_Task description_
Go through the records and extract every line with the word "this".

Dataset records
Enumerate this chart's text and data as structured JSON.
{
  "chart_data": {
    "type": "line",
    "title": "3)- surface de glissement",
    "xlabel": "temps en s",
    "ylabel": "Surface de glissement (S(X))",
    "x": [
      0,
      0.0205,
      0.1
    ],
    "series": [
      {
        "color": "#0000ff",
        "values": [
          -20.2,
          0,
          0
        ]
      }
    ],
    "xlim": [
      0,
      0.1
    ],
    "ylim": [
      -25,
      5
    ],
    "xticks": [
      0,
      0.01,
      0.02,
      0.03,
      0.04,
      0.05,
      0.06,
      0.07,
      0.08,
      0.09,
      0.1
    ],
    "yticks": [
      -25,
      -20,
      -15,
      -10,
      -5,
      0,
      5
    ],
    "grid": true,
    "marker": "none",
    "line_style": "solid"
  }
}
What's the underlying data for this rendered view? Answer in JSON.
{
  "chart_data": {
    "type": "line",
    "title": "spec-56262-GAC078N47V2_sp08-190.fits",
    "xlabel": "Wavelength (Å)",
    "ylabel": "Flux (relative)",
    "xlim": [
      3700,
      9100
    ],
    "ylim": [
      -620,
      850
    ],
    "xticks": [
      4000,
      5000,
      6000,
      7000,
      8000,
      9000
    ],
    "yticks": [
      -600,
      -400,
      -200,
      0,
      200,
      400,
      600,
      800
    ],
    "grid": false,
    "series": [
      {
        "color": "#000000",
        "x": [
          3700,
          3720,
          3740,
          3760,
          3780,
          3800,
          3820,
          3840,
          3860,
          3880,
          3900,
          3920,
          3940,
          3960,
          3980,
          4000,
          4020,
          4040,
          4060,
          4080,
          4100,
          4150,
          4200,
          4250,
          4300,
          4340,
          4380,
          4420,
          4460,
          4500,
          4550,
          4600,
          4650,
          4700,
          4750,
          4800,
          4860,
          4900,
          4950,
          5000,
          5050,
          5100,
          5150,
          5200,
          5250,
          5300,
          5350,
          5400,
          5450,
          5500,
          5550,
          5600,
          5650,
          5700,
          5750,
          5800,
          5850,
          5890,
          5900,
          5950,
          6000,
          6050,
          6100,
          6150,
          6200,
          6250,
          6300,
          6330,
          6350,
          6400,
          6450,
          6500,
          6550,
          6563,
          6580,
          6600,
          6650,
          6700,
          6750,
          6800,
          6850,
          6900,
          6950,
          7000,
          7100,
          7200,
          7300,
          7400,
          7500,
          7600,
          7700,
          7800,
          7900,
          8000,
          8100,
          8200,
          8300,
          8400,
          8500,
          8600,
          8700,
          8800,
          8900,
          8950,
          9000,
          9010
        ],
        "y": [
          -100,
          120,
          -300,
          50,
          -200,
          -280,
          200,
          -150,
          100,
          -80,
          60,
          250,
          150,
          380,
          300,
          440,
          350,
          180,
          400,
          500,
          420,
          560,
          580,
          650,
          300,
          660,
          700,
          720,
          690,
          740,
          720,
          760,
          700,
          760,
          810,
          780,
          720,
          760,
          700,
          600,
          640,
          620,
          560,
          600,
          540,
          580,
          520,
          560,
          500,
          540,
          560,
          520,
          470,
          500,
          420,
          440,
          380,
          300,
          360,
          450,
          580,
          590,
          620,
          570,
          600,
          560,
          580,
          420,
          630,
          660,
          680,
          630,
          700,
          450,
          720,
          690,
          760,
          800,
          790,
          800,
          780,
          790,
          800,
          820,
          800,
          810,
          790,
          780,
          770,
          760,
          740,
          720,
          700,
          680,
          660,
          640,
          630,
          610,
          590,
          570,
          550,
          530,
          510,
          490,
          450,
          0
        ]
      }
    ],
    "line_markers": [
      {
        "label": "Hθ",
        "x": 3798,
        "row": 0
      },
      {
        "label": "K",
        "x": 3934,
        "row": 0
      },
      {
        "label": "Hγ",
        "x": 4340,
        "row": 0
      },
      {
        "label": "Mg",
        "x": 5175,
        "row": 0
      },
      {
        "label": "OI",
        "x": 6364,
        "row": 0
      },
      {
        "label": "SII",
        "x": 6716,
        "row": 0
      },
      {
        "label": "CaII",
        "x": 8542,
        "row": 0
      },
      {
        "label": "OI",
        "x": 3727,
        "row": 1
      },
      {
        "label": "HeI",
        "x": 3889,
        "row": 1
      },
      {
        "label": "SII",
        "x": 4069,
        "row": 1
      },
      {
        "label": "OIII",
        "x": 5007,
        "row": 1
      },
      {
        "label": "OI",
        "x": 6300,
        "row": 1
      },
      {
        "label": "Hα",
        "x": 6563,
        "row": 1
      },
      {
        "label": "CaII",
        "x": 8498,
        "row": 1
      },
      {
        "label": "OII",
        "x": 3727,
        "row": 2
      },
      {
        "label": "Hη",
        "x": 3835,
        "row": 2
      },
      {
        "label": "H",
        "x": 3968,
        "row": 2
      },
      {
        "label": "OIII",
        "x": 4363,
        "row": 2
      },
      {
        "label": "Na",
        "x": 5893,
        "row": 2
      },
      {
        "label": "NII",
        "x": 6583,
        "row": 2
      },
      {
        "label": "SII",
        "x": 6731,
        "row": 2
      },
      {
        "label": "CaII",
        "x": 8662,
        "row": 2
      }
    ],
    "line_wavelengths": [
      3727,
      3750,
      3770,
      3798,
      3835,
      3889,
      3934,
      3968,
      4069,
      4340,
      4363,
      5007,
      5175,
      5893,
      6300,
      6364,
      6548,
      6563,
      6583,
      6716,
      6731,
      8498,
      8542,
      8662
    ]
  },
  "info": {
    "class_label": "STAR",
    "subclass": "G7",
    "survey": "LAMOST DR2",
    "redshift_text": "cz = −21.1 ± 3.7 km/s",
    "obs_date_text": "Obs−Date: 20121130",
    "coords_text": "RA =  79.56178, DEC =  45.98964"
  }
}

_Solved exercise_
Enumerate this chart's text and data as structured JSON.
What's the underlying data for this rendered view? Answer in JSON.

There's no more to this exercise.